REQUIRED WORK:
Reproduce the records that follow in full, excluding any picture they contain.

Rows from a figure dataset
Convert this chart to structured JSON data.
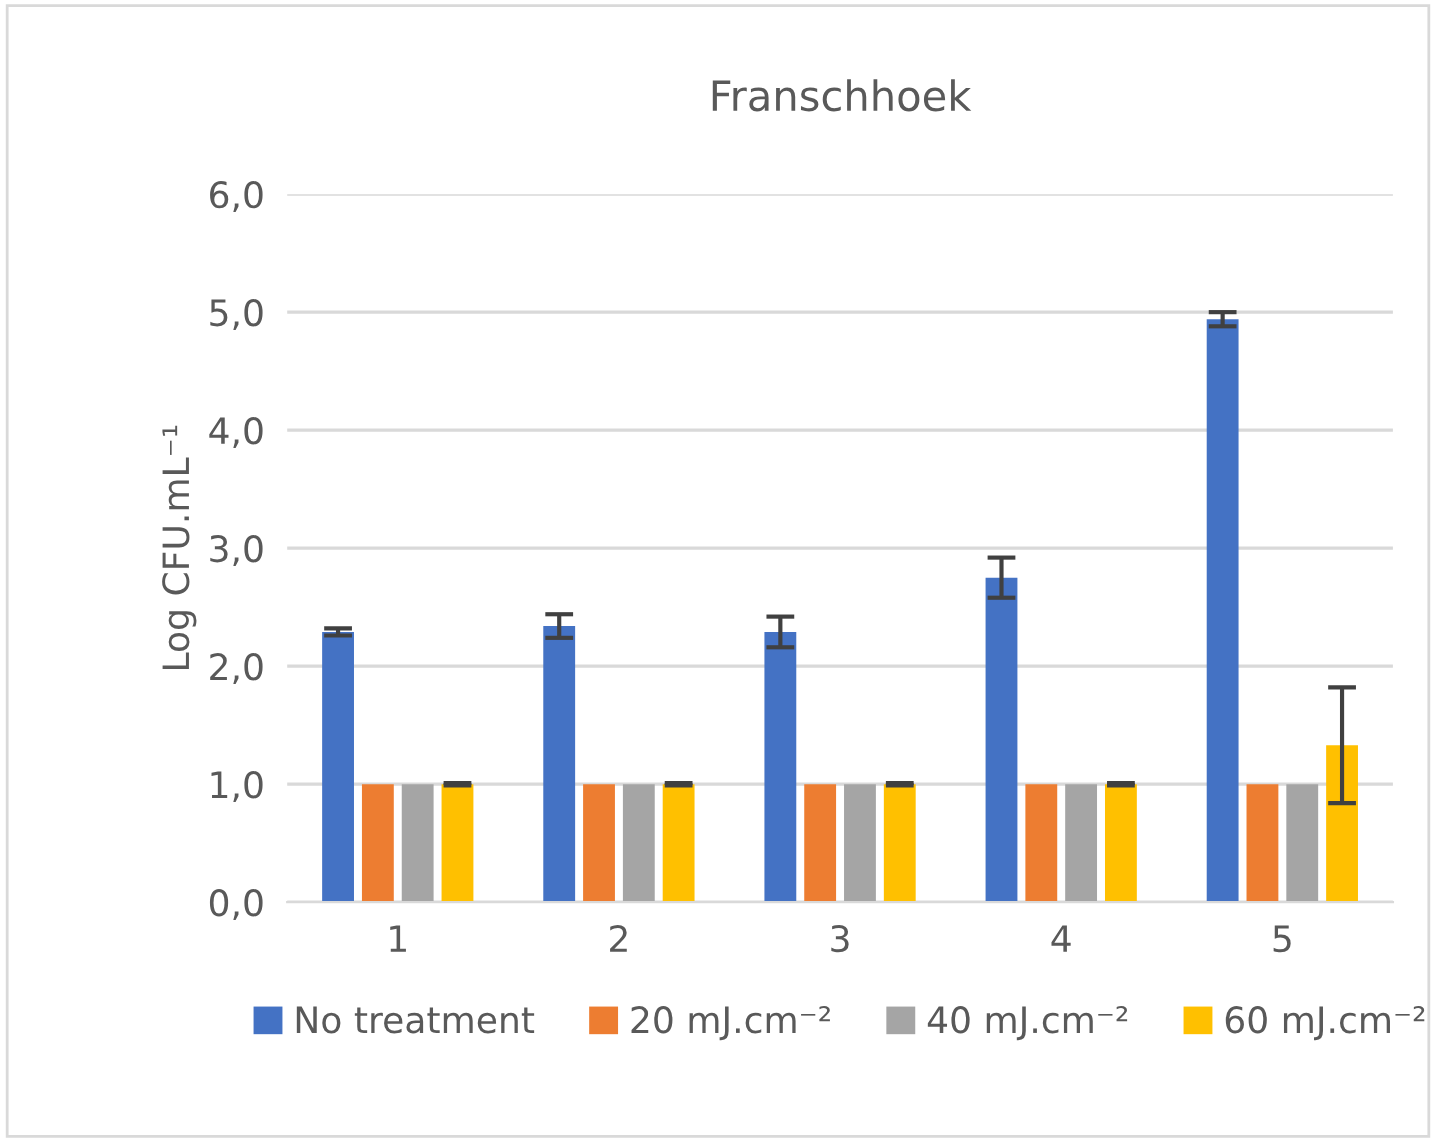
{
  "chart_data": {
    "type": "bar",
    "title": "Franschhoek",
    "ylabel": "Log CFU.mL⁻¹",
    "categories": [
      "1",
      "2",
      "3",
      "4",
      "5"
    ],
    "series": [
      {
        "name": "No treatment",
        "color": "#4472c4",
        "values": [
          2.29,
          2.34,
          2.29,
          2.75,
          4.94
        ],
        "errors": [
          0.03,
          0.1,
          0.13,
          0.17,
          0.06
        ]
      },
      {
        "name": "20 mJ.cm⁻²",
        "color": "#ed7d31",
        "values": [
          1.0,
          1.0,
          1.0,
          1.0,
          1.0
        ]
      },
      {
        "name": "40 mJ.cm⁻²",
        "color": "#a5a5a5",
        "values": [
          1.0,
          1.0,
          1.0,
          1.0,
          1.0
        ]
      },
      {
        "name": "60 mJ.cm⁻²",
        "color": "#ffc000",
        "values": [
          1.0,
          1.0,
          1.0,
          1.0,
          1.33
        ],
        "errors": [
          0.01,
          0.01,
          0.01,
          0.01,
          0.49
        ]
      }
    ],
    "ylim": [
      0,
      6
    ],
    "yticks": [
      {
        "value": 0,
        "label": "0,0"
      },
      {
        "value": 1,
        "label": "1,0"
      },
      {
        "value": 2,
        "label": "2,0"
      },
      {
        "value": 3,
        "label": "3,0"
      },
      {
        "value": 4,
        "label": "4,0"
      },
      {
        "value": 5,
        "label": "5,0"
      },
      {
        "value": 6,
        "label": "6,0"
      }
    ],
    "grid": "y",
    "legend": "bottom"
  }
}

FULL OUTPUT:
Convert this chart to structured JSON data.
{
  "chart_data": {
    "type": "bar",
    "title": "Franschhoek",
    "ylabel": "Log CFU.mL⁻¹",
    "categories": [
      "1",
      "2",
      "3",
      "4",
      "5"
    ],
    "series": [
      {
        "name": "No treatment",
        "color": "#4472c4",
        "values": [
          2.29,
          2.34,
          2.29,
          2.75,
          4.94
        ],
        "errors": [
          0.03,
          0.1,
          0.13,
          0.17,
          0.06
        ]
      },
      {
        "name": "20 mJ.cm⁻²",
        "color": "#ed7d31",
        "values": [
          1.0,
          1.0,
          1.0,
          1.0,
          1.0
        ]
      },
      {
        "name": "40 mJ.cm⁻²",
        "color": "#a5a5a5",
        "values": [
          1.0,
          1.0,
          1.0,
          1.0,
          1.0
        ]
      },
      {
        "name": "60 mJ.cm⁻²",
        "color": "#ffc000",
        "values": [
          1.0,
          1.0,
          1.0,
          1.0,
          1.33
        ],
        "errors": [
          0.01,
          0.01,
          0.01,
          0.01,
          0.49
        ]
      }
    ],
    "ylim": [
      0,
      6
    ],
    "yticks": [
      {
        "value": 0,
        "label": "0,0"
      },
      {
        "value": 1,
        "label": "1,0"
      },
      {
        "value": 2,
        "label": "2,0"
      },
      {
        "value": 3,
        "label": "3,0"
      },
      {
        "value": 4,
        "label": "4,0"
      },
      {
        "value": 5,
        "label": "5,0"
      },
      {
        "value": 6,
        "label": "6,0"
      }
    ],
    "grid": "y",
    "legend": "bottom"
  }
}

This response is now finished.